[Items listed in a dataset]
-- Begin --
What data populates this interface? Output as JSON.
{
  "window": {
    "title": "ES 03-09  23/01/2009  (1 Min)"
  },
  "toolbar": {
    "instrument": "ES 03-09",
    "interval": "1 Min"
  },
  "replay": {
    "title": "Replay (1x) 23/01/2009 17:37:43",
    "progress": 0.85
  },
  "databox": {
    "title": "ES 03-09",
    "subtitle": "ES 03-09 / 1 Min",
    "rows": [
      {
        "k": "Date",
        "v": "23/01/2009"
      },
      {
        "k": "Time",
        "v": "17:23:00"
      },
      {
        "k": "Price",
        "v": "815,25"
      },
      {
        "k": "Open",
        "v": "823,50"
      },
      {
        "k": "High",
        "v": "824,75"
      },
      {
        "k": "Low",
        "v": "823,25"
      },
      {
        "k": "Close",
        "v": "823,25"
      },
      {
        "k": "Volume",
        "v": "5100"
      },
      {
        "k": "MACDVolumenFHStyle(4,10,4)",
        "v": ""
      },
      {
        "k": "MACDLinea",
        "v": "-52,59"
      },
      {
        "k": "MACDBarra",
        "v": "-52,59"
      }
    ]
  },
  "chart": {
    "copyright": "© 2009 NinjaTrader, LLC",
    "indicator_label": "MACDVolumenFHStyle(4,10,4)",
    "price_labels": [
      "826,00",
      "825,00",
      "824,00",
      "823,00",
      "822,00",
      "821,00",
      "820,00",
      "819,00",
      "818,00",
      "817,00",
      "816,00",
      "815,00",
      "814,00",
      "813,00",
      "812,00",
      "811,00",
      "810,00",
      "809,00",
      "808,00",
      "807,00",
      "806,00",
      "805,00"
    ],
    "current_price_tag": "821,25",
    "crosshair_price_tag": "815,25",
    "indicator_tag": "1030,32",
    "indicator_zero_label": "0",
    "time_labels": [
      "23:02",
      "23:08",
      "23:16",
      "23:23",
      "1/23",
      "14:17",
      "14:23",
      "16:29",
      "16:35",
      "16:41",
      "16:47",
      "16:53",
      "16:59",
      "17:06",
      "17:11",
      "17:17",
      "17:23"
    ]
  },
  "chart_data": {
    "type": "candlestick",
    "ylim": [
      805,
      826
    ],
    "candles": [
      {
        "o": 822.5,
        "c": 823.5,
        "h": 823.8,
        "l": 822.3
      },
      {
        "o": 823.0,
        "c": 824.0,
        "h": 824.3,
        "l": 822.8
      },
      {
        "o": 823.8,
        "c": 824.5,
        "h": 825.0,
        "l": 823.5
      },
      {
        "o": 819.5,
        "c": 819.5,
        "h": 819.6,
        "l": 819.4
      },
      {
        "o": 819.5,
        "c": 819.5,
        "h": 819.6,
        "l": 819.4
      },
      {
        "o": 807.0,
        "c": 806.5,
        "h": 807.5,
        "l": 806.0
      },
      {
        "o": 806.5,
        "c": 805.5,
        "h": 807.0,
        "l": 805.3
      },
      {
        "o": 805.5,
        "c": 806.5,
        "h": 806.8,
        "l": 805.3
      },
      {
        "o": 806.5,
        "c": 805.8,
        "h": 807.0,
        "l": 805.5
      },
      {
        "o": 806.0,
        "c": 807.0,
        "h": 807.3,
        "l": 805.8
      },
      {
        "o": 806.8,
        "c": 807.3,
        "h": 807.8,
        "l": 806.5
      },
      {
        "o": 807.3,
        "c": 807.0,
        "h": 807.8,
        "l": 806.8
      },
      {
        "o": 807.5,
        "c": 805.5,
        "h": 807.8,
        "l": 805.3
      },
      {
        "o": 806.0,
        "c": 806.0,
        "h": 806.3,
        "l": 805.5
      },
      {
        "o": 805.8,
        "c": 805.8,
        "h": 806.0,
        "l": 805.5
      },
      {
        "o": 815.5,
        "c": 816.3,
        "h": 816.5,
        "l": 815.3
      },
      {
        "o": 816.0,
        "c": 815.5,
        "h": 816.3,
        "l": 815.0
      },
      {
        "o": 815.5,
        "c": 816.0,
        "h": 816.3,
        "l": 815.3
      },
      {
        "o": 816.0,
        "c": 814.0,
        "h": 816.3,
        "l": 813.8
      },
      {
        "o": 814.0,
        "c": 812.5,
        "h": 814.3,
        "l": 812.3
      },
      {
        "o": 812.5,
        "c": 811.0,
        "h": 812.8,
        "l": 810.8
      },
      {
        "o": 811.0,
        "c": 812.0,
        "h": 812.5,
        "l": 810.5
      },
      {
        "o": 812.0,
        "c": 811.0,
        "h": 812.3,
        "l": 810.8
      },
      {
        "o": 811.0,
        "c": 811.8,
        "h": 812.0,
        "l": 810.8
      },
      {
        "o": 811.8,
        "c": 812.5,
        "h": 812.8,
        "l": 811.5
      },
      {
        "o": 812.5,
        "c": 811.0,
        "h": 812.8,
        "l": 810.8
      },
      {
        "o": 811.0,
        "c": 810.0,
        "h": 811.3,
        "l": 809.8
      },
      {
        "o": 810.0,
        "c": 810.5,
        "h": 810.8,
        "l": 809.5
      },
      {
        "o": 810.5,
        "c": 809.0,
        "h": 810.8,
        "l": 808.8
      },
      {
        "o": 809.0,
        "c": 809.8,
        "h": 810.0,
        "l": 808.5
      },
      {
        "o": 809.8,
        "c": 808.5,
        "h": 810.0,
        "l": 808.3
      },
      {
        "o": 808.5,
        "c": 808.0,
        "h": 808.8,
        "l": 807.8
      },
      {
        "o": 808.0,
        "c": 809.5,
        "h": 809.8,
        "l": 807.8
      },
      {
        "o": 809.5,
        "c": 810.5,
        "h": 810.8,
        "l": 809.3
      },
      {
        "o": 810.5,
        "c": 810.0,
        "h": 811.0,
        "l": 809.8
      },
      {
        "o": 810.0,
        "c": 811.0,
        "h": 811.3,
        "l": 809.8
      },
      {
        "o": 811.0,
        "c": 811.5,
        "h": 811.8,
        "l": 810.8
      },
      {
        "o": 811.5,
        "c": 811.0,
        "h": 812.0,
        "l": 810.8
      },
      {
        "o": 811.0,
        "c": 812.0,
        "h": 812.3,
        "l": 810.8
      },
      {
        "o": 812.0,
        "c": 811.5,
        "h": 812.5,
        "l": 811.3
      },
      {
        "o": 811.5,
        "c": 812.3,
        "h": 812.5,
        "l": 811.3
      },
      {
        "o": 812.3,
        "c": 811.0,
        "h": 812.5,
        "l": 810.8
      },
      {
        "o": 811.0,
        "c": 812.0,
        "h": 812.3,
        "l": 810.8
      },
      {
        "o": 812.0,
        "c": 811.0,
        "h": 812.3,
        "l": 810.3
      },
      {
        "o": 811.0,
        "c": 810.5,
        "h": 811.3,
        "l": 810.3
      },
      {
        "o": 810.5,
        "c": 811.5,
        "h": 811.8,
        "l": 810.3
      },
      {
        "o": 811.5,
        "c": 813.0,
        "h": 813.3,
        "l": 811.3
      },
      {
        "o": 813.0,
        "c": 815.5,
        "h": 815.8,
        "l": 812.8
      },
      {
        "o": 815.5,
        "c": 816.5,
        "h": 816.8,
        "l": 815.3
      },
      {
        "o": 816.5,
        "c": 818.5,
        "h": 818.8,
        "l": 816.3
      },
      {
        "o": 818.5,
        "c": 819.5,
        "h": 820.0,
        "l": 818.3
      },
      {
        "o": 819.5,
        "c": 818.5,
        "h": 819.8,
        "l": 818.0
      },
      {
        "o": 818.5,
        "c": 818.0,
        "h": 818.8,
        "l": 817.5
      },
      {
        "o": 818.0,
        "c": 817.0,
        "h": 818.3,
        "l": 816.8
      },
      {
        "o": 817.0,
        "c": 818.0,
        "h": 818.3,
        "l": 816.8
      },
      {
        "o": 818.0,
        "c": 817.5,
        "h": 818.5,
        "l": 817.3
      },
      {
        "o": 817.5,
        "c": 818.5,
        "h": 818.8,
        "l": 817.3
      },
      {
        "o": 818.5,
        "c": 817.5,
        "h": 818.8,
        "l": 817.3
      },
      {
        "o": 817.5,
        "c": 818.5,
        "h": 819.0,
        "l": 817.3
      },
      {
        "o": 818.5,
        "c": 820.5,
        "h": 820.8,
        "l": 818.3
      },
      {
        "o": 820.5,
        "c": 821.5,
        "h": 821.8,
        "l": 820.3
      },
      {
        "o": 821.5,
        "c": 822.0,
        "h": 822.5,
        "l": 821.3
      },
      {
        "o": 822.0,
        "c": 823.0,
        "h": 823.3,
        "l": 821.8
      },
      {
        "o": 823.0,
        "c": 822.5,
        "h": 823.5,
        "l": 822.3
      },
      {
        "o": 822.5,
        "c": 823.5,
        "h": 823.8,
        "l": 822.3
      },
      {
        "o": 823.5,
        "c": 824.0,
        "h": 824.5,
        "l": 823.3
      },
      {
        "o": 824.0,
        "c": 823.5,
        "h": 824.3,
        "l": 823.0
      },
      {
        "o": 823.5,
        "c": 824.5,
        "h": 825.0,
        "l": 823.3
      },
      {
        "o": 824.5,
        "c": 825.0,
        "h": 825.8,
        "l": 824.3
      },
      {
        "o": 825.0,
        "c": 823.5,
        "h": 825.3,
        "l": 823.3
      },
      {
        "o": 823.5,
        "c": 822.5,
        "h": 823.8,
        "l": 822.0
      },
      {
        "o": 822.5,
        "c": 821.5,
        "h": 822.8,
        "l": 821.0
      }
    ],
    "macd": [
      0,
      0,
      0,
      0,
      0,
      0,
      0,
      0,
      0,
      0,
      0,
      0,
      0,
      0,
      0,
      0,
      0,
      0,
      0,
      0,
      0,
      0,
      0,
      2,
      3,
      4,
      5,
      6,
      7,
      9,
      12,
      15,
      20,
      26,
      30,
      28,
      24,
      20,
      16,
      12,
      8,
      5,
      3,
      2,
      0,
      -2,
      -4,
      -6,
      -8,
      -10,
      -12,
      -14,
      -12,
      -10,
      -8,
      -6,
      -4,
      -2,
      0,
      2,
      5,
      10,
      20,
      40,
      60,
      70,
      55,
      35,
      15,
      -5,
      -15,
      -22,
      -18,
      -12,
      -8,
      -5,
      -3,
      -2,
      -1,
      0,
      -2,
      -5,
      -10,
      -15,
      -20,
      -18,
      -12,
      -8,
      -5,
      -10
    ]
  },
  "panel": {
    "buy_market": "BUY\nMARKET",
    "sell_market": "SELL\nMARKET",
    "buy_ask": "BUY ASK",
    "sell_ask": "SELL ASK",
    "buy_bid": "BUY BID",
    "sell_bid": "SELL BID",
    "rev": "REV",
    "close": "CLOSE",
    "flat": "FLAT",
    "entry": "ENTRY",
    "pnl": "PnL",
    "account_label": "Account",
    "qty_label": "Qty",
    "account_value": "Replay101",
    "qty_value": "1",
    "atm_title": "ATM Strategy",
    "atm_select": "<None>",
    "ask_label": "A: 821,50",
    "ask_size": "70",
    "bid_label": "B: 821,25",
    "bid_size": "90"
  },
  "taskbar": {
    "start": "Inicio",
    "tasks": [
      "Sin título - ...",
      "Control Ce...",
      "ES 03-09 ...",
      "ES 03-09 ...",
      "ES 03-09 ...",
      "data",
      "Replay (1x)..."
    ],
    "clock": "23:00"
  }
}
-- End --
### What you will do
A line counts if it holds the word "SELL". How many lines of the entries count? Give the number only.

### Final result
3